**Aim of the exercise:** Write out all of the entries exactly as given.

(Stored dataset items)
________________________________________
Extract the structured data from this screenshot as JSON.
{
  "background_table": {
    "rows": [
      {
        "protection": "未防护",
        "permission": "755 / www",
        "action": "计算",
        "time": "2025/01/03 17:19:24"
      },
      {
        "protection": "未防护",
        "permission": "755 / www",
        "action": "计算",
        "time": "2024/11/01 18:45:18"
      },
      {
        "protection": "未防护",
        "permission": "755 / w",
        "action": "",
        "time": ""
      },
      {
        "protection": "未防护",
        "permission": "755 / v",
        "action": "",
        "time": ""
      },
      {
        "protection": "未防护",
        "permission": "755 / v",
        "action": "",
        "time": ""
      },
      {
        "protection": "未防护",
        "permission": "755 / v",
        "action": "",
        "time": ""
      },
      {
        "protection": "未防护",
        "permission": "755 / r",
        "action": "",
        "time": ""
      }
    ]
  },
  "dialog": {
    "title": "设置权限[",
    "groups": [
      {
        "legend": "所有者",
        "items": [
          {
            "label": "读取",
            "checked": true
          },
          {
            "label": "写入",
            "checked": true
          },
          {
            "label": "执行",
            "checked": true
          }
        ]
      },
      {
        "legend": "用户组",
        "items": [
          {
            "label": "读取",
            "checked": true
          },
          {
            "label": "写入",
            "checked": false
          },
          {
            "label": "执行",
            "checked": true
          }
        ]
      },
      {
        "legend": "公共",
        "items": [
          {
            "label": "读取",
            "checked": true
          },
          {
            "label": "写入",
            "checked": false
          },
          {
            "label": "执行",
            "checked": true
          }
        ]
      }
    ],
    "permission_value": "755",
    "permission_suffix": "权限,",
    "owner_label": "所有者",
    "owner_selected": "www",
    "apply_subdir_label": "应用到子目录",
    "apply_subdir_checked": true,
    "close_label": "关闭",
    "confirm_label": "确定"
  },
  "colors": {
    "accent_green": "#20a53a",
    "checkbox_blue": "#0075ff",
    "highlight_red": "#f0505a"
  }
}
________________________________________
**Output for this exercise:**
Extract the structured data from this screenshot as JSON.
{
  "background_table": {
    "rows": [
      {
        "protection": "未防护",
        "permission": "755 / www",
        "action": "计算",
        "time": "2025/01/03 17:19:24"
      },
      {
        "protection": "未防护",
        "permission": "755 / www",
        "action": "计算",
        "time": "2024/11/01 18:45:18"
      },
      {
        "protection": "未防护",
        "permission": "755 / w",
        "action": "",
        "time": ""
      },
      {
        "protection": "未防护",
        "permission": "755 / v",
        "action": "",
        "time": ""
      },
      {
        "protection": "未防护",
        "permission": "755 / v",
        "action": "",
        "time": ""
      },
      {
        "protection": "未防护",
        "permission": "755 / v",
        "action": "",
        "time": ""
      },
      {
        "protection": "未防护",
        "permission": "755 / r",
        "action": "",
        "time": ""
      }
    ]
  },
  "dialog": {
    "title": "设置权限[",
    "groups": [
      {
        "legend": "所有者",
        "items": [
          {
            "label": "读取",
            "checked": true
          },
          {
            "label": "写入",
            "checked": true
          },
          {
            "label": "执行",
            "checked": true
          }
        ]
      },
      {
        "legend": "用户组",
        "items": [
          {
            "label": "读取",
            "checked": true
          },
          {
            "label": "写入",
            "checked": false
          },
          {
            "label": "执行",
            "checked": true
          }
        ]
      },
      {
        "legend": "公共",
        "items": [
          {
            "label": "读取",
            "checked": true
          },
          {
            "label": "写入",
            "checked": false
          },
          {
            "label": "执行",
            "checked": true
          }
        ]
      }
    ],
    "permission_value": "755",
    "permission_suffix": "权限,",
    "owner_label": "所有者",
    "owner_selected": "www",
    "apply_subdir_label": "应用到子目录",
    "apply_subdir_checked": true,
    "close_label": "关闭",
    "confirm_label": "确定"
  },
  "colors": {
    "accent_green": "#20a53a",
    "checkbox_blue": "#0075ff",
    "highlight_red": "#f0505a"
  }
}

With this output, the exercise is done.